WHAT YOU NEED TO DO.
Find the lines holding the string "post" in the data, then copy all of them.

---------- DATA PROVIDED ----------

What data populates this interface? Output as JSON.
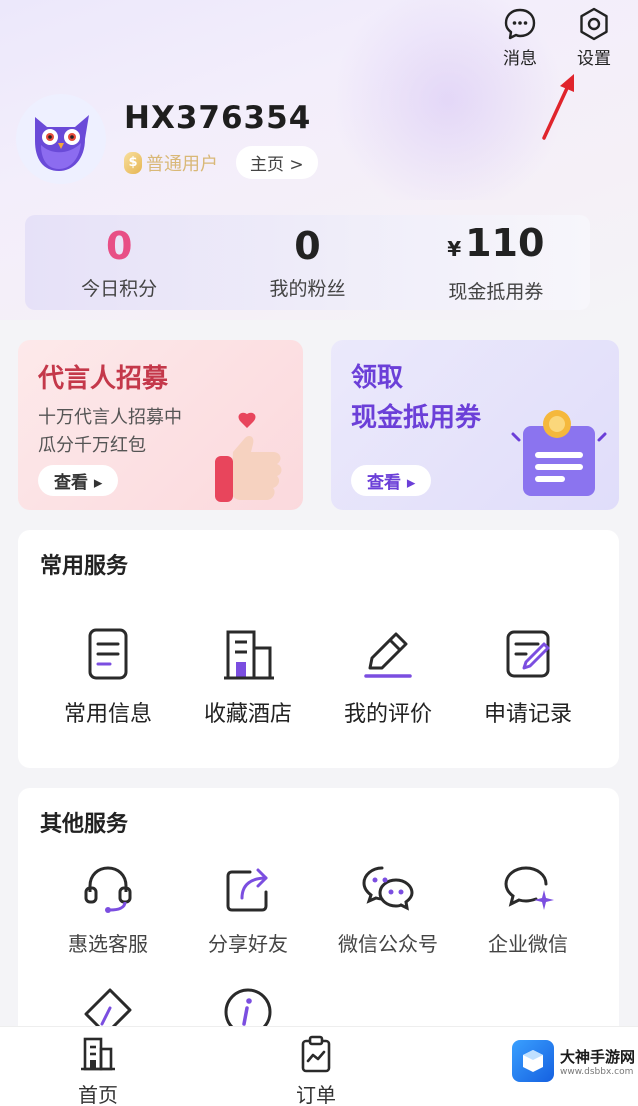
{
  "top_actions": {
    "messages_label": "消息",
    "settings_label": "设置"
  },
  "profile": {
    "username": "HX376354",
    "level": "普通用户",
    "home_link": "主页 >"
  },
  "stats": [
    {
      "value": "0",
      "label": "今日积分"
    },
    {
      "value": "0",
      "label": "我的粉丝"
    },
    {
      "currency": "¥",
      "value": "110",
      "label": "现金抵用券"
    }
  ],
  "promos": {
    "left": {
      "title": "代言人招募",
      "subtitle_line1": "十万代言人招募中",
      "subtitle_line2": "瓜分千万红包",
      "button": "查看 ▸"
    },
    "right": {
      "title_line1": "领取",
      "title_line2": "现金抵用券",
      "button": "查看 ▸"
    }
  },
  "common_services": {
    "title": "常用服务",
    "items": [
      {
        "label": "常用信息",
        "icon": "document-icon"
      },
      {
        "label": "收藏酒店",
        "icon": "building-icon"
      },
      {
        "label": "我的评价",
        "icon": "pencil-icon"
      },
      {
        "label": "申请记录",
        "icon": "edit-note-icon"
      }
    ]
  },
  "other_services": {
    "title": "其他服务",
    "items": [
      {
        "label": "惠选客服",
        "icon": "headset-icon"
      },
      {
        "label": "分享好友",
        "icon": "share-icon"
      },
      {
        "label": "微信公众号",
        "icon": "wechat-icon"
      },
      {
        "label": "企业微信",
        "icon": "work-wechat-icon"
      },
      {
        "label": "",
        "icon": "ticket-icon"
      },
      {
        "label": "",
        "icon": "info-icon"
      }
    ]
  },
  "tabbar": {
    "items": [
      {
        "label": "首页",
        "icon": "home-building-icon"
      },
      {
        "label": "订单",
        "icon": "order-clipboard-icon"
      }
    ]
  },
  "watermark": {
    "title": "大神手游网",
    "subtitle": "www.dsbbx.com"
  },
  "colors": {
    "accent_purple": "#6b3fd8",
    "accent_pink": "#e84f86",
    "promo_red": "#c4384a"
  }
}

----------
---------- DATA PROVIDED ----------

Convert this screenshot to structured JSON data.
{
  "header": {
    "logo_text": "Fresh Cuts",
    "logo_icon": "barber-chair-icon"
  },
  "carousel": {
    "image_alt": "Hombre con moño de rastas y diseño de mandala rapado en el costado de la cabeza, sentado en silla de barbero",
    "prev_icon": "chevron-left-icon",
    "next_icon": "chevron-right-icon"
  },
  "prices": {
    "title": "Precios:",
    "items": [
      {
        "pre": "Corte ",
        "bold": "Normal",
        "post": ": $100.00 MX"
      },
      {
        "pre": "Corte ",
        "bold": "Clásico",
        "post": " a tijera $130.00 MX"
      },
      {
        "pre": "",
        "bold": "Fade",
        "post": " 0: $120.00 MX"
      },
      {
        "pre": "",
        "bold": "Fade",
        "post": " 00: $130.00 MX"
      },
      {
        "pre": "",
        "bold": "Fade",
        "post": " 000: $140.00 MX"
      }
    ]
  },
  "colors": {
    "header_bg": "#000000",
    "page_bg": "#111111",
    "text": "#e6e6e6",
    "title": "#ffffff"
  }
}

----------

EXERCISE OUTPUT.
        "post": ": $100.00 MX"
        "post": " a tijera $130.00 MX"
        "post": " 0: $120.00 MX"
        "post": " 00: $130.00 MX"
        "post": " 000: $140.00 MX"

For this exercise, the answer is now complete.